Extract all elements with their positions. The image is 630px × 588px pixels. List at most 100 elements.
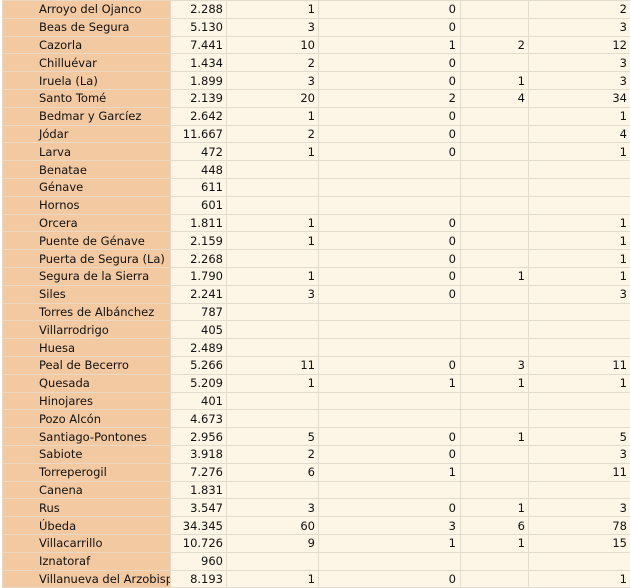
table-row: Torres de Albánchez 787: [2, 302, 630, 322]
municipality: Arroyo del Ojanco: [2, 0, 171, 19]
population: 7.276: [170, 462, 227, 482]
population: 1.790: [170, 266, 227, 286]
value-d: 3: [528, 71, 630, 90]
value-d: [528, 338, 630, 357]
value-c: [460, 569, 529, 588]
value-d: 3: [528, 284, 630, 304]
population: 2.642: [170, 106, 227, 126]
value-c: [460, 142, 529, 162]
municipality: Villanueva del Arzobispo: [2, 569, 171, 588]
municipality: Segura de la Sierra: [2, 266, 171, 286]
value-d: [528, 320, 630, 340]
municipality: Beas de Segura: [2, 17, 171, 37]
population: 10.726: [170, 533, 227, 553]
value-a: 2: [226, 53, 319, 73]
value-b: 0: [318, 231, 461, 251]
table-row: Beas de Segura 5.130 3 0 3: [2, 17, 630, 37]
value-c: [460, 195, 529, 215]
table-row: Villanueva del Arzobispo 8.193 1 0 1: [2, 569, 630, 588]
table-row: Sabiote 3.918 2 0 3: [2, 444, 630, 464]
value-b: 0: [318, 355, 461, 375]
table-row: Orcera 1.811 1 0 1: [2, 213, 630, 233]
value-a: 2: [226, 124, 319, 144]
value-a: 1: [226, 569, 319, 588]
value-a: 5: [226, 427, 319, 446]
value-c: [460, 444, 529, 464]
table-row: Villacarrillo 10.726 9 1 1 15: [2, 533, 630, 553]
value-d: [528, 177, 630, 197]
value-d: 11: [528, 462, 630, 482]
value-d: [528, 480, 630, 500]
value-b: [318, 551, 461, 571]
value-b: 3: [318, 516, 461, 535]
value-a: 3: [226, 284, 319, 304]
value-b: 0: [318, 213, 461, 233]
table-row: Peal de Becerro 5.266 11 0 3 11: [2, 355, 630, 375]
population: 1.811: [170, 213, 227, 233]
table-row: Puente de Génave 2.159 1 0 1: [2, 231, 630, 251]
value-c: [460, 249, 529, 268]
table-row: Santo Tomé 2.139 20 2 4 34: [2, 88, 630, 108]
population: 601: [170, 195, 227, 215]
value-a: [226, 302, 319, 322]
value-b: 0: [318, 444, 461, 464]
municipality: Santiago-Pontones: [2, 427, 171, 446]
value-a: 1: [226, 106, 319, 126]
population: 960: [170, 551, 227, 571]
value-d: 1: [528, 266, 630, 286]
value-b: 0: [318, 142, 461, 162]
value-b: [318, 338, 461, 357]
value-d: 1: [528, 231, 630, 251]
value-d: [528, 391, 630, 411]
value-a: 10: [226, 35, 319, 55]
value-b: [318, 409, 461, 429]
municipality: Siles: [2, 284, 171, 304]
municipality: Torres de Albánchez: [2, 302, 171, 322]
table-row: Torreperogil 7.276 6 1 11: [2, 462, 630, 482]
value-d: 1: [528, 106, 630, 126]
value-d: 2: [528, 0, 630, 19]
municipality: Torreperogil: [2, 462, 171, 482]
table-row: Quesada 5.209 1 1 1 1: [2, 373, 630, 393]
municipality: Cazorla: [2, 35, 171, 55]
value-a: 1: [226, 213, 319, 233]
value-b: 1: [318, 533, 461, 553]
value-b: [318, 195, 461, 215]
population: 1.899: [170, 71, 227, 90]
value-b: 0: [318, 124, 461, 144]
municipality: Villarrodrigo: [2, 320, 171, 340]
population: 2.159: [170, 231, 227, 251]
value-d: 3: [528, 498, 630, 518]
value-d: 4: [528, 124, 630, 144]
municipality: Rus: [2, 498, 171, 518]
population: 611: [170, 177, 227, 197]
municipality: Hornos: [2, 195, 171, 215]
value-b: 0: [318, 569, 461, 588]
value-c: [460, 338, 529, 357]
population: 448: [170, 160, 227, 179]
value-a: 9: [226, 533, 319, 553]
table-row: Rus 3.547 3 0 1 3: [2, 498, 630, 518]
table-row: Segura de la Sierra 1.790 1 0 1 1: [2, 266, 630, 286]
population: 2.288: [170, 0, 227, 19]
value-b: 0: [318, 106, 461, 126]
value-d: [528, 551, 630, 571]
municipality: Iruela (La): [2, 71, 171, 90]
value-c: 3: [460, 355, 529, 375]
value-d: 5: [528, 427, 630, 446]
population: 2.489: [170, 338, 227, 357]
municipality: Quesada: [2, 373, 171, 393]
value-c: [460, 302, 529, 322]
value-a: 20: [226, 88, 319, 108]
value-d: 11: [528, 355, 630, 375]
value-b: 2: [318, 88, 461, 108]
population: 1.434: [170, 53, 227, 73]
value-a: [226, 177, 319, 197]
value-c: [460, 480, 529, 500]
value-c: [460, 409, 529, 429]
table-row: Larva 472 1 0 1: [2, 142, 630, 162]
value-a: 6: [226, 462, 319, 482]
value-a: [226, 480, 319, 500]
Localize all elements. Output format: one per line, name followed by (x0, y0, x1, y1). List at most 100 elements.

——

* [Exercise details]: How many lines in the records above contain the word "List"? Reply with the number only.

* [Response to this exercise]: 2